[begin Items]

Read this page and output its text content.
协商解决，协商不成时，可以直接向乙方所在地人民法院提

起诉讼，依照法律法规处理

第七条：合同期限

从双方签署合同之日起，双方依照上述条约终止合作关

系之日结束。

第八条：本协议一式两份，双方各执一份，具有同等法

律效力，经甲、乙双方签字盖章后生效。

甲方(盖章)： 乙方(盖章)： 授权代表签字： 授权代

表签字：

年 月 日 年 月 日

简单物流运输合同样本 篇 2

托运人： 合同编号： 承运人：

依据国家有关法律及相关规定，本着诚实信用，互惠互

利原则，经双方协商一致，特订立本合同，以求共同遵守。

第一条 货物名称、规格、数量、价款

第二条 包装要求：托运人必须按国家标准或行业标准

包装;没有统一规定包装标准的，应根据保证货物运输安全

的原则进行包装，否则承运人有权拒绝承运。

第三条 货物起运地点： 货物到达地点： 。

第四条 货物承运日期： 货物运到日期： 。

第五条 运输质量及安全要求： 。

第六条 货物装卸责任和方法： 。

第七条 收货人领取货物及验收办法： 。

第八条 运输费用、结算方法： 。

[end Items]

* **Given request**
Repeat the entries exactly, all of them.

* **Output below**
Read this page and output its text content.
协商解决，协商不成时，可以直接向乙方所在地人民法院提

起诉讼，依照法律法规处理

第七条：合同期限

从双方签署合同之日起，双方依照上述条约终止合作关

系之日结束。

第八条：本协议一式两份，双方各执一份，具有同等法

律效力，经甲、乙双方签字盖章后生效。

甲方(盖章)： 乙方(盖章)： 授权代表签字： 授权代

表签字：

年 月 日 年 月 日

简单物流运输合同样本 篇 2

托运人： 合同编号： 承运人：

依据国家有关法律及相关规定，本着诚实信用，互惠互

利原则，经双方协商一致，特订立本合同，以求共同遵守。

第一条 货物名称、规格、数量、价款

第二条 包装要求：托运人必须按国家标准或行业标准

包装;没有统一规定包装标准的，应根据保证货物运输安全

的原则进行包装，否则承运人有权拒绝承运。

第三条 货物起运地点： 货物到达地点： 。

第四条 货物承运日期： 货物运到日期： 。

第五条 运输质量及安全要求： 。

第六条 货物装卸责任和方法： 。

第七条 收货人领取货物及验收办法： 。

第八条 运输费用、结算方法： 。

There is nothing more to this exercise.